Data supplied:
################

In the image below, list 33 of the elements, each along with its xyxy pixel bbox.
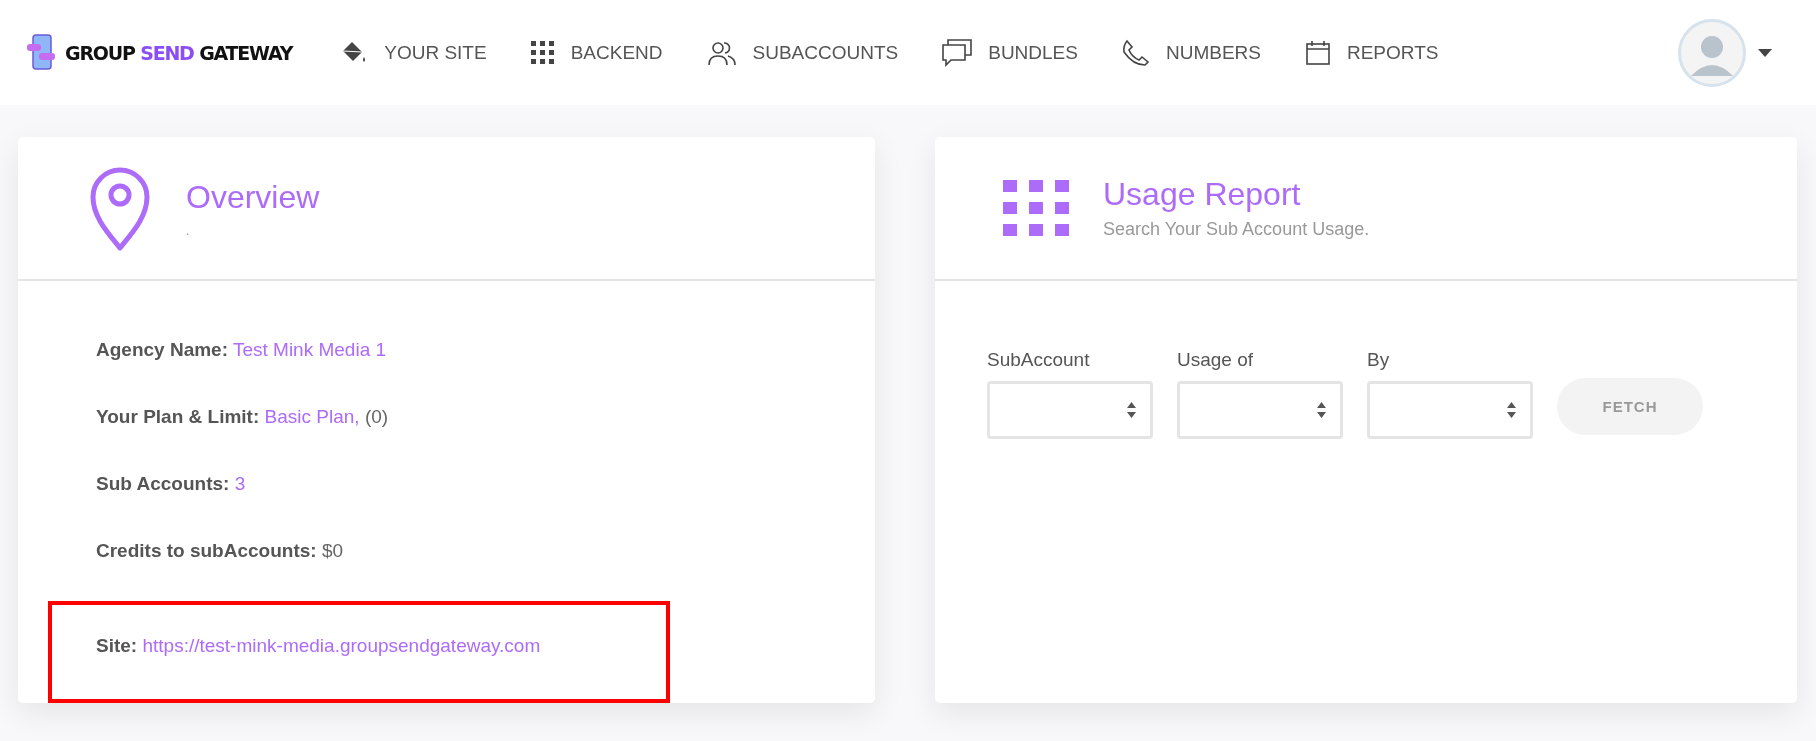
field-label: SubAccount: [987, 349, 1091, 371]
nav-link[interactable]: NUMBERS: [1121, 38, 1261, 67]
card-title: Usage Report: [1103, 176, 1302, 213]
location-pin-icon: [90, 165, 150, 251]
sort-arrows-icon: [1507, 402, 1516, 418]
grid-icon: [530, 40, 555, 65]
logo-text: GROUP SEND GATEWAY: [65, 41, 293, 64]
field-label: Usage of: [1177, 349, 1255, 371]
calendar-icon: [1304, 39, 1331, 66]
phone-icon: [1121, 38, 1150, 67]
info-line: Your Plan & Limit: Basic Plan, (0): [96, 406, 389, 428]
caret-icon[interactable]: [1758, 48, 1772, 57]
info-line: Credits to subAccounts: $0: [96, 540, 344, 562]
nav-link[interactable]: SUBACCOUNTS: [706, 39, 899, 66]
nav-link[interactable]: BACKEND: [530, 40, 663, 65]
info-line: Sub Accounts: 3: [96, 473, 246, 495]
grid-icon: [1003, 180, 1069, 236]
nav-link[interactable]: BUNDLES: [942, 38, 1078, 67]
card-subtitle: Search Your Sub Account Usage.: [1103, 219, 1370, 240]
users-icon: [706, 39, 737, 66]
field-label: By: [1367, 349, 1391, 371]
info-line: Agency Name: Test Mink Media 1: [96, 339, 387, 361]
card-subtitle: .: [186, 223, 191, 238]
select-field[interactable]: [1367, 381, 1533, 439]
nav-link[interactable]: YOUR SITE: [340, 38, 487, 67]
select-field[interactable]: [987, 381, 1153, 439]
select-field[interactable]: [1177, 381, 1343, 439]
nav-link[interactable]: REPORTS: [1304, 39, 1439, 66]
card-title: Overview: [186, 178, 320, 216]
sort-arrows-icon: [1127, 402, 1136, 418]
info-line: Site: https://test-mink-media.groupsendgateway.com: [96, 635, 541, 657]
sort-arrows-icon: [1317, 402, 1326, 418]
chat-bubbles-icon: [942, 38, 973, 67]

################

Reproduce every line of the item above verbatim, leaving out the picture.

Response:
In the image below, list 33 of the elements, each along with its xyxy pixel bbox.
field-label: SubAccount: [987, 349, 1091, 371]
nav-link[interactable]: NUMBERS: [1121, 38, 1261, 67]
card-title: Usage Report: [1103, 176, 1302, 213]
location-pin-icon: [90, 165, 150, 251]
sort-arrows-icon: [1507, 402, 1516, 418]
grid-icon: [530, 40, 555, 65]
logo-text: GROUP SEND GATEWAY: [65, 41, 293, 64]
field-label: Usage of: [1177, 349, 1255, 371]
calendar-icon: [1304, 39, 1331, 66]
phone-icon: [1121, 38, 1150, 67]
info-line: Your Plan & Limit: Basic Plan, (0): [96, 406, 389, 428]
caret-icon[interactable]: [1758, 48, 1772, 57]
info-line: Credits to subAccounts: $0: [96, 540, 344, 562]
nav-link[interactable]: SUBACCOUNTS: [706, 39, 899, 66]
nav-link[interactable]: BACKEND: [530, 40, 663, 65]
info-line: Sub Accounts: 3: [96, 473, 246, 495]
grid-icon: [1003, 180, 1069, 236]
nav-link[interactable]: BUNDLES: [942, 38, 1078, 67]
card-subtitle: Search Your Sub Account Usage.: [1103, 219, 1370, 240]
users-icon: [706, 39, 737, 66]
field-label: By: [1367, 349, 1391, 371]
info-line: Agency Name: Test Mink Media 1: [96, 339, 387, 361]
card-subtitle: .: [186, 223, 191, 238]
select-field[interactable]: [1367, 381, 1533, 439]
nav-link[interactable]: YOUR SITE: [340, 38, 487, 67]
select-field[interactable]: [987, 381, 1153, 439]
select-field[interactable]: [1177, 381, 1343, 439]
nav-link[interactable]: REPORTS: [1304, 39, 1439, 66]
card-title: Overview: [186, 178, 320, 216]
sort-arrows-icon: [1127, 402, 1136, 418]
info-line: Site: https://test-mink-media.groupsendgateway.com: [96, 635, 541, 657]
sort-arrows-icon: [1317, 402, 1326, 418]
chat-bubbles-icon: [942, 38, 973, 67]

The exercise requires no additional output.